Format the rows from the line with "field-label-en-example: 英语例句 bbox=[29, 249, 73, 262]" to the line with "editor-client-area: Fields... Cards..." as a JSON list of strings, one string per line, with blank lines left out.

--*--

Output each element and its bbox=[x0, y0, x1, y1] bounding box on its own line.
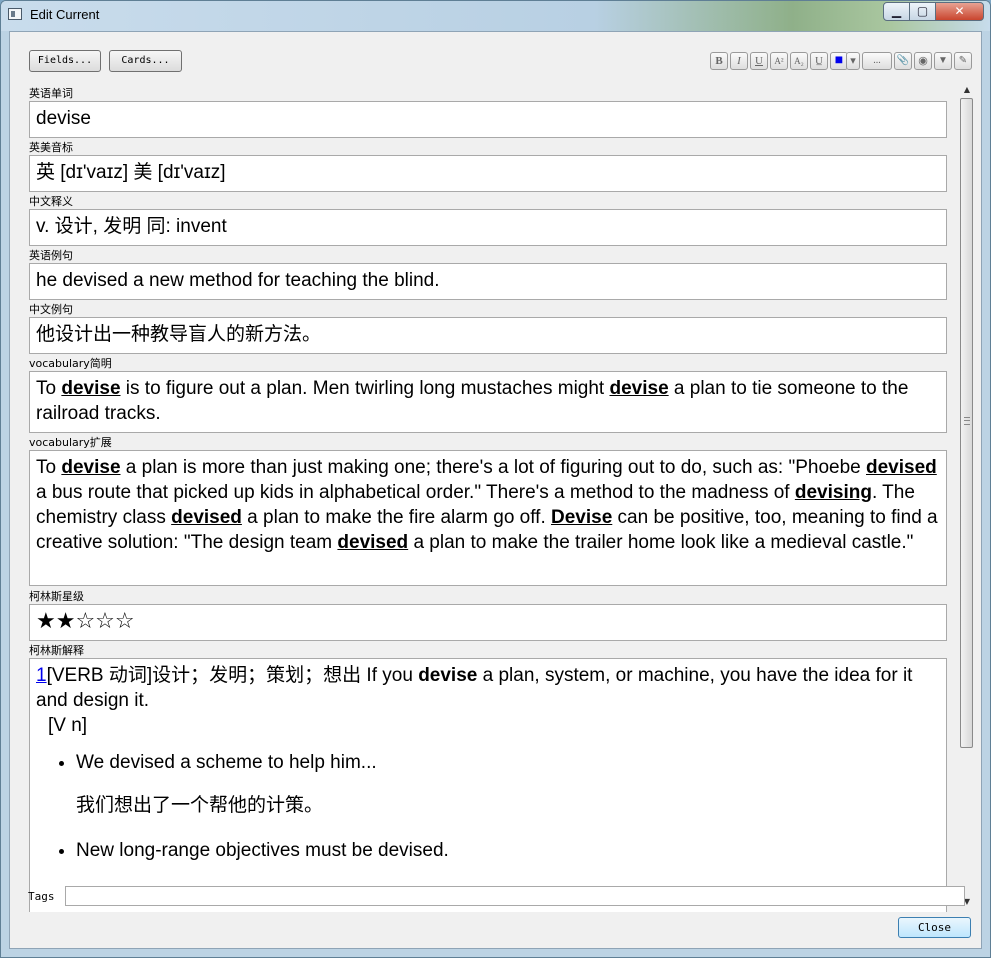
field-label-en-example: 英语例句 bbox=[29, 249, 73, 262]
example-en: New long-range objectives must be devise… bbox=[76, 840, 449, 861]
grammar-pattern: [V n] bbox=[48, 715, 88, 736]
field-cn-example-editor[interactable]: 他设计出一种教导盲人的新方法。 bbox=[29, 317, 947, 354]
field-label-phonetic: 英美音标 bbox=[29, 141, 73, 154]
editor-client-area: Fields... Cards... B I U A² A₂ U̲ ■ ▾ ..… bbox=[9, 31, 982, 949]
subscript-button[interactable]: A₂ bbox=[790, 52, 808, 70]
list-item: New long-range objectives must be devise… bbox=[76, 838, 940, 863]
sense-number-link[interactable]: 1 bbox=[36, 665, 47, 686]
field-label-collins-stars: 柯林斯星级 bbox=[29, 590, 84, 603]
text-run: To bbox=[36, 457, 62, 478]
field-cn-definition-editor[interactable]: v. 设计, 发明 同: invent bbox=[29, 209, 947, 246]
list-item: We devised a scheme to help him... 我们想出了… bbox=[76, 750, 940, 818]
color-dropdown-icon[interactable]: ▾ bbox=[846, 52, 860, 70]
text-run: To bbox=[36, 378, 62, 399]
maximize-button[interactable]: ▢ bbox=[909, 2, 936, 21]
grip-icon bbox=[964, 417, 970, 425]
field-label-word: 英语单词 bbox=[29, 87, 73, 100]
attach-icon[interactable]: 📎 bbox=[894, 52, 912, 70]
vertical-scrollbar[interactable]: ▲ ▼ bbox=[959, 83, 975, 909]
fields-scroll-area[interactable]: 英语单词 devise 英美音标 英 [dɪ'vaɪz] 美 [dɪ'vaɪz]… bbox=[28, 82, 970, 912]
underline-button[interactable]: U bbox=[750, 52, 768, 70]
sense-head: [VERB 动词]设计；发明；策划；想出 If you bbox=[46, 665, 419, 686]
field-label-cn-example: 中文例句 bbox=[29, 303, 73, 316]
keyword-run: devised bbox=[171, 507, 242, 528]
field-vocab-short-editor[interactable]: To devise is to figure out a plan. Men t… bbox=[29, 371, 947, 433]
field-label-cn-definition: 中文释义 bbox=[29, 195, 73, 208]
example-en: We devised a scheme to help him... bbox=[76, 752, 377, 773]
field-collins-explain-editor[interactable]: 1[VERB 动词]设计；发明；策划；想出 If you devise a pl… bbox=[29, 658, 947, 912]
field-label-vocab-short: vocabulary简明 bbox=[29, 357, 112, 370]
scroll-thumb[interactable] bbox=[960, 98, 973, 748]
superscript-button[interactable]: A² bbox=[770, 52, 788, 70]
cloze-button[interactable]: ... bbox=[862, 52, 892, 70]
tags-input[interactable] bbox=[65, 886, 965, 906]
minimize-button[interactable]: ▁ bbox=[883, 2, 910, 21]
example-zh: 我们想出了一个帮他的计策。 bbox=[76, 795, 324, 816]
text-run: a bus route that picked up kids in alpha… bbox=[36, 482, 795, 503]
keyword-run: devised bbox=[337, 532, 409, 553]
keyword-run: devise bbox=[61, 457, 121, 478]
window-title: Edit Current bbox=[30, 7, 100, 22]
text-run: is to figure out a plan. Men twirling lo… bbox=[120, 378, 610, 399]
edit-html-icon[interactable]: ✎ bbox=[954, 52, 972, 70]
more-dropdown-icon[interactable]: ▼ bbox=[934, 52, 952, 70]
bold-button[interactable]: B bbox=[710, 52, 728, 70]
cards-button[interactable]: Cards... bbox=[109, 50, 182, 72]
field-vocab-extended-editor[interactable]: To devise a plan is more than just makin… bbox=[29, 450, 947, 586]
italic-button[interactable]: I bbox=[730, 52, 748, 70]
text-run: a plan is more than just making one; the… bbox=[120, 457, 866, 478]
edit-current-window: Edit Current ▁ ▢ ✕ Fields... Cards... B … bbox=[0, 0, 991, 958]
keyword-run: Devise bbox=[551, 507, 613, 528]
fields-button[interactable]: Fields... bbox=[29, 50, 101, 72]
keyword-run: devised bbox=[866, 457, 937, 478]
field-word-editor[interactable]: devise bbox=[29, 101, 947, 138]
tags-label: Tags bbox=[28, 890, 55, 903]
field-collins-stars-editor[interactable]: ★★☆☆☆ bbox=[29, 604, 947, 641]
field-label-collins-explain: 柯林斯解释 bbox=[29, 644, 84, 657]
keyword-run: devise bbox=[609, 378, 669, 399]
scroll-up-icon[interactable]: ▲ bbox=[959, 83, 975, 97]
record-icon[interactable]: ◉ bbox=[914, 52, 932, 70]
close-window-button[interactable]: ✕ bbox=[935, 2, 984, 21]
title-bar[interactable]: Edit Current ▁ ▢ ✕ bbox=[1, 1, 990, 31]
field-label-vocab-extended: vocabulary扩展 bbox=[29, 436, 112, 449]
text-run: a plan to make the fire alarm go off. bbox=[241, 507, 551, 528]
close-button[interactable]: Close bbox=[898, 917, 971, 938]
window-icon bbox=[8, 8, 22, 20]
field-phonetic-editor[interactable]: 英 [dɪ'vaɪz] 美 [dɪ'vaɪz] bbox=[29, 155, 947, 192]
keyword-run: devising bbox=[794, 482, 872, 503]
keyword-run: devise bbox=[61, 378, 121, 399]
clear-format-button[interactable]: U̲ bbox=[810, 52, 828, 70]
text-run: a plan to make the trailer home look lik… bbox=[408, 532, 914, 553]
sense-keyword: devise bbox=[418, 665, 478, 686]
field-en-example-editor[interactable]: he devised a new method for teaching the… bbox=[29, 263, 947, 300]
example-list: We devised a scheme to help him... 我们想出了… bbox=[36, 750, 940, 863]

--*--

**Answer in full**
[
  "field-label-en-example: 英语例句 bbox=[29, 249, 73, 262]",
  "example-en: New long-range objectives must be devise… bbox=[76, 840, 449, 861]",
  "grammar-pattern: [V n] bbox=[48, 715, 88, 736]",
  "field-cn-example-editor[interactable]: 他设计出一种教导盲人的新方法。 bbox=[29, 317, 947, 354]",
  "field-label-phonetic: 英美音标 bbox=[29, 141, 73, 154]",
  "editor-client-area: Fields... Cards... B I U A² A₂ U̲ ■ ▾ ..… bbox=[9, 31, 982, 949]"
]